**Task statement:** Exact reproduction is required for the lines bounded by the one containing "Serialize everything readable" and the one containing "Read all visible content and emit it as JSON.", both bounds included. Print them without any pictures.

**Supplied material:**
[Begin]

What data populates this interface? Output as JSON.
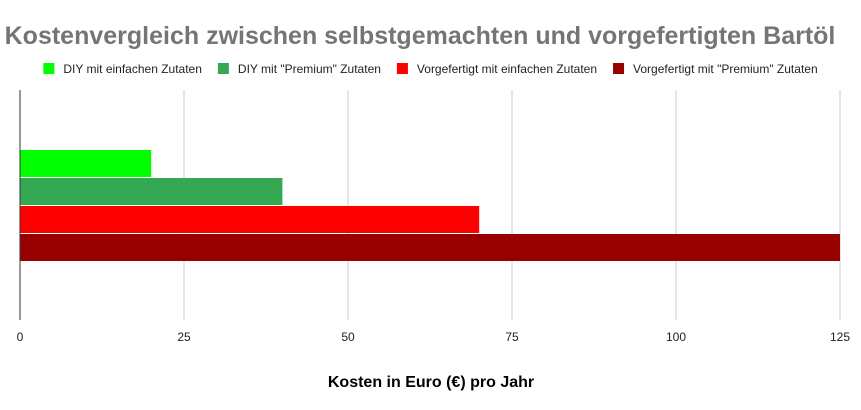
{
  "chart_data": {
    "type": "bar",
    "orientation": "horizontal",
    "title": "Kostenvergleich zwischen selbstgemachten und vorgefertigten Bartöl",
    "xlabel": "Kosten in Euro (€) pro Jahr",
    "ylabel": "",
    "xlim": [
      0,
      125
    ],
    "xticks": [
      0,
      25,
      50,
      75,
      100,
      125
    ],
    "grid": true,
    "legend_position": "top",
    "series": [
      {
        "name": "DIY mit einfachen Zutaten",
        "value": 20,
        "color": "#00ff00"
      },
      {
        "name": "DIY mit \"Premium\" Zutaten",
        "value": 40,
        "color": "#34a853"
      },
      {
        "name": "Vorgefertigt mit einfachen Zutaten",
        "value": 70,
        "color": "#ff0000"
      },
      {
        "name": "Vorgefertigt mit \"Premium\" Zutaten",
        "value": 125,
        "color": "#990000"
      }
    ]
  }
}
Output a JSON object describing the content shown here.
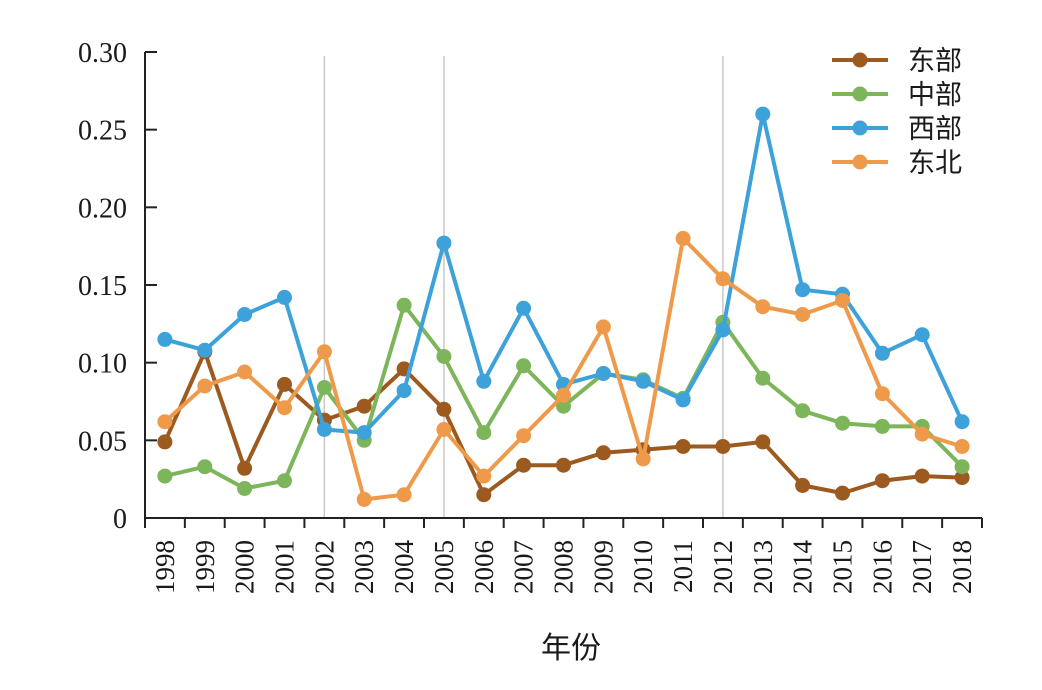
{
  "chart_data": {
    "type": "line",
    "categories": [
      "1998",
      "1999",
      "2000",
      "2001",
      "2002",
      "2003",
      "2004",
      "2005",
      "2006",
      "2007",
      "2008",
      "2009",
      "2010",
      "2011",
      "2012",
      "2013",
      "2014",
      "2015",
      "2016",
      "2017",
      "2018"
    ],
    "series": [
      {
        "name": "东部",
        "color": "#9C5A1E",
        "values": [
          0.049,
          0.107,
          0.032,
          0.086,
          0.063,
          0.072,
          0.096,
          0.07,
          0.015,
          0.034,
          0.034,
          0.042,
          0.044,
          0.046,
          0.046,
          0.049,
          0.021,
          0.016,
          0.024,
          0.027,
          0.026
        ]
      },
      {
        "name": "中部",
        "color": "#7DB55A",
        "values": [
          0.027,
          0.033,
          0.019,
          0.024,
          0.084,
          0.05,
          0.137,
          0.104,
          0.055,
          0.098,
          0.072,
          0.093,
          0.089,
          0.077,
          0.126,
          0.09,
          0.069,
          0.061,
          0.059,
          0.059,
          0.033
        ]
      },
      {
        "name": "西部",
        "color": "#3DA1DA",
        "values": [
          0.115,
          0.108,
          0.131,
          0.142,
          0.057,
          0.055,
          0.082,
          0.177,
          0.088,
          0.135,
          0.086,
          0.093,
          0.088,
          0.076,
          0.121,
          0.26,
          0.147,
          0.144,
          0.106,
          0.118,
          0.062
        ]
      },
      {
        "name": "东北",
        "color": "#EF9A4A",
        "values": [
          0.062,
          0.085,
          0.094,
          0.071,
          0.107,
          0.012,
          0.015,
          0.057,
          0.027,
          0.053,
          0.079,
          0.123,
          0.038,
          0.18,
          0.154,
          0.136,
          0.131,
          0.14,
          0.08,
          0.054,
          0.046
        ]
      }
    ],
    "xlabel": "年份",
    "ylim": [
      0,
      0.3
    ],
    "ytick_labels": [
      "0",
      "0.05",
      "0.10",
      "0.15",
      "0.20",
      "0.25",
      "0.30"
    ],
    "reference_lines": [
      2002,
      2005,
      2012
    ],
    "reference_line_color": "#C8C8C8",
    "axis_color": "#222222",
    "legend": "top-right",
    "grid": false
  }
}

[End]
[Begin]

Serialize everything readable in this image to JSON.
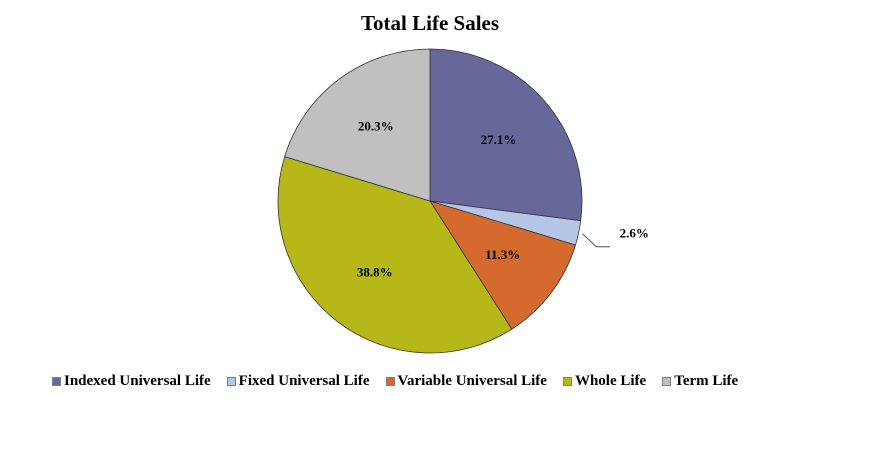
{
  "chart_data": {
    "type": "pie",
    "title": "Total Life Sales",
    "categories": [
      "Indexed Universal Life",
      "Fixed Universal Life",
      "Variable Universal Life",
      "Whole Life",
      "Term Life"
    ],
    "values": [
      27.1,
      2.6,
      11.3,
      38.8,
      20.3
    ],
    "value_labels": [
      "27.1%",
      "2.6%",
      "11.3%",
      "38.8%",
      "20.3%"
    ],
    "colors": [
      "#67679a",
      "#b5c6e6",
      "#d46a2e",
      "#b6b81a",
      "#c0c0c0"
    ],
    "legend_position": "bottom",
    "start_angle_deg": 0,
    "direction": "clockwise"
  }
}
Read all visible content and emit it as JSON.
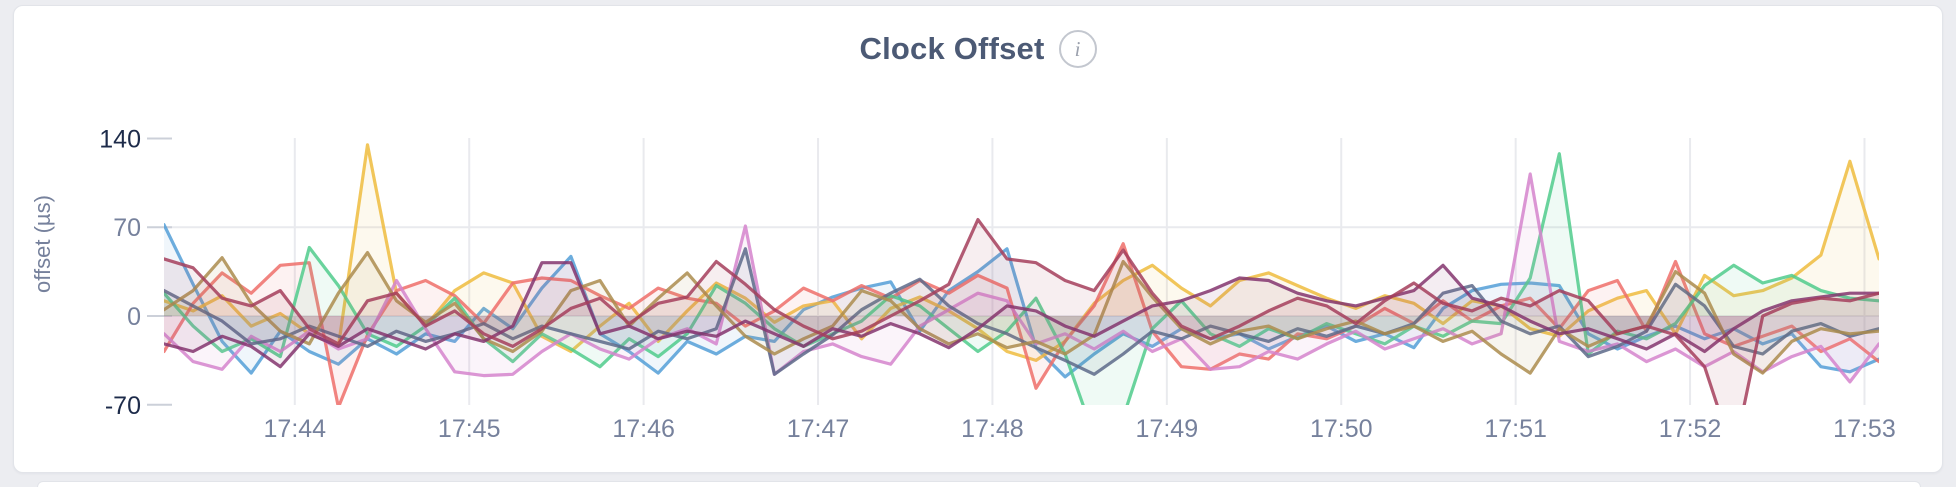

[End]

**Result for this task:**
Serialize everything readable in this image to JSON.
{
  "chart_data": {
    "type": "pie",
    "title": "Total Life Sales",
    "categories": [
      "Indexed Universal Life",
      "Fixed Universal Life",
      "Variable Universal Life",
      "Whole Life",
      "Term Life"
    ],
    "values": [
      27.1,
      2.6,
      11.3,
      38.8,
      20.3
    ],
    "value_labels": [
      "27.1%",
      "2.6%",
      "11.3%",
      "38.8%",
      "20.3%"
    ],
    "colors": [
      "#67679a",
      "#b5c6e6",
      "#d46a2e",
      "#b6b81a",
      "#c0c0c0"
    ],
    "legend_position": "bottom",
    "start_angle_deg": 0,
    "direction": "clockwise"
  }
}
Read all visible content and emit it as JSON.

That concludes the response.